* _TO DO_
Pull each line containing "艺术字样式" out of the data and copy it.

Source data
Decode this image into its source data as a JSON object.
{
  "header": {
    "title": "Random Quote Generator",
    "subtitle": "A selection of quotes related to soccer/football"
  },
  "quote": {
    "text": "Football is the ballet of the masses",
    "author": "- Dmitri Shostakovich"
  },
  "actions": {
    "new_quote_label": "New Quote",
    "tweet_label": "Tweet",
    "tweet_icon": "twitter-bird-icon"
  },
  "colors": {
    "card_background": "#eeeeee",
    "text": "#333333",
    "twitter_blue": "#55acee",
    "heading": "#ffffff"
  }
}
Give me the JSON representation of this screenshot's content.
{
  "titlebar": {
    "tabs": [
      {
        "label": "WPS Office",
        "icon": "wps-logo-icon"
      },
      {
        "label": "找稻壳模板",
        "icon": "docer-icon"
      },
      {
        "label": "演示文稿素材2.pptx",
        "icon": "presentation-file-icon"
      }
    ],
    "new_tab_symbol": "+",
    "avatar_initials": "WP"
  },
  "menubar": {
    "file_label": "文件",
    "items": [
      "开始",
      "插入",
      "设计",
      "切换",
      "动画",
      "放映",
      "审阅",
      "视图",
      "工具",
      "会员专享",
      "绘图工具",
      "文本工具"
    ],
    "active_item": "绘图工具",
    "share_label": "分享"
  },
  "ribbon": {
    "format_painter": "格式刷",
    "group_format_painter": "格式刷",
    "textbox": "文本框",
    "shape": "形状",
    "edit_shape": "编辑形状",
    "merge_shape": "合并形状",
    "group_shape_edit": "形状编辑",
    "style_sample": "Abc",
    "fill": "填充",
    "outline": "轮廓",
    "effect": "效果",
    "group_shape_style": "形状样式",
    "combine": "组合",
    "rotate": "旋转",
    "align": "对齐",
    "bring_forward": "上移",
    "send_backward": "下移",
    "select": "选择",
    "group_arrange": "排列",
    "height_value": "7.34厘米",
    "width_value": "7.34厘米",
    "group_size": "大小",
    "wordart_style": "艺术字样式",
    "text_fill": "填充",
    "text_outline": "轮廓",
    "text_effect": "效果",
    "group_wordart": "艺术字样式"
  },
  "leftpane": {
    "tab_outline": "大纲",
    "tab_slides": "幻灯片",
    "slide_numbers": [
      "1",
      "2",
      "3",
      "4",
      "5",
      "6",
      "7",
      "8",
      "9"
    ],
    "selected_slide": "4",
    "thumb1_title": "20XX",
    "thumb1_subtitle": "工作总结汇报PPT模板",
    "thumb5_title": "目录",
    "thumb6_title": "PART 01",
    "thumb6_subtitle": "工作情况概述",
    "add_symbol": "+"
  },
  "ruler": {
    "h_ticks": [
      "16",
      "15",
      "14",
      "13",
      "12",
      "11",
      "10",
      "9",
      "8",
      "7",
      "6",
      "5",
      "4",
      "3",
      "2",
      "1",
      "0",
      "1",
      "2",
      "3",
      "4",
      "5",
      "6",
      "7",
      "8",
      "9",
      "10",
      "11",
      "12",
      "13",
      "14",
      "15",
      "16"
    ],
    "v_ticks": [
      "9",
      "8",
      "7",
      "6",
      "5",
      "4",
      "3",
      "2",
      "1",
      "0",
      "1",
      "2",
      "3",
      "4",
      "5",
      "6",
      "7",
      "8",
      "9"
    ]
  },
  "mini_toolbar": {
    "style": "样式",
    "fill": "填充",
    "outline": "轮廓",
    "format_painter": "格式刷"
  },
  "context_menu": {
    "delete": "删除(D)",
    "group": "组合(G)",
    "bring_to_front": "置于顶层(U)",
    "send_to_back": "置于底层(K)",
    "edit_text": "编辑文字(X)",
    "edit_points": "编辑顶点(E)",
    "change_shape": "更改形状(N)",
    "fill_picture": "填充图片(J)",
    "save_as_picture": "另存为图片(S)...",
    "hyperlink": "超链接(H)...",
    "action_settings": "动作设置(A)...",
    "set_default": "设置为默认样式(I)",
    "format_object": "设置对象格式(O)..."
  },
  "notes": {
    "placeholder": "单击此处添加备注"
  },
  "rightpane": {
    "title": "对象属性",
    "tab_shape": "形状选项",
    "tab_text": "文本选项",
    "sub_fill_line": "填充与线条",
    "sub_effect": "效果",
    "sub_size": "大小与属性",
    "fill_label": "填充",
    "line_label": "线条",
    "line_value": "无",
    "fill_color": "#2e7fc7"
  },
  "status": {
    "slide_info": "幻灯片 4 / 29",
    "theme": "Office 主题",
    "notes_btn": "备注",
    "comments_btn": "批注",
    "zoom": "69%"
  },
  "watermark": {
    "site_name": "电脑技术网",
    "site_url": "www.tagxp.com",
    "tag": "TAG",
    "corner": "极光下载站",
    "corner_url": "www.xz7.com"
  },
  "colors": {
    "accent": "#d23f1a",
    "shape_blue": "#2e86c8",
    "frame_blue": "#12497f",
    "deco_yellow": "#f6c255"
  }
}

* _RESULT_
    "wordart_style": "艺术字样式",
    "group_wordart": "艺术字样式"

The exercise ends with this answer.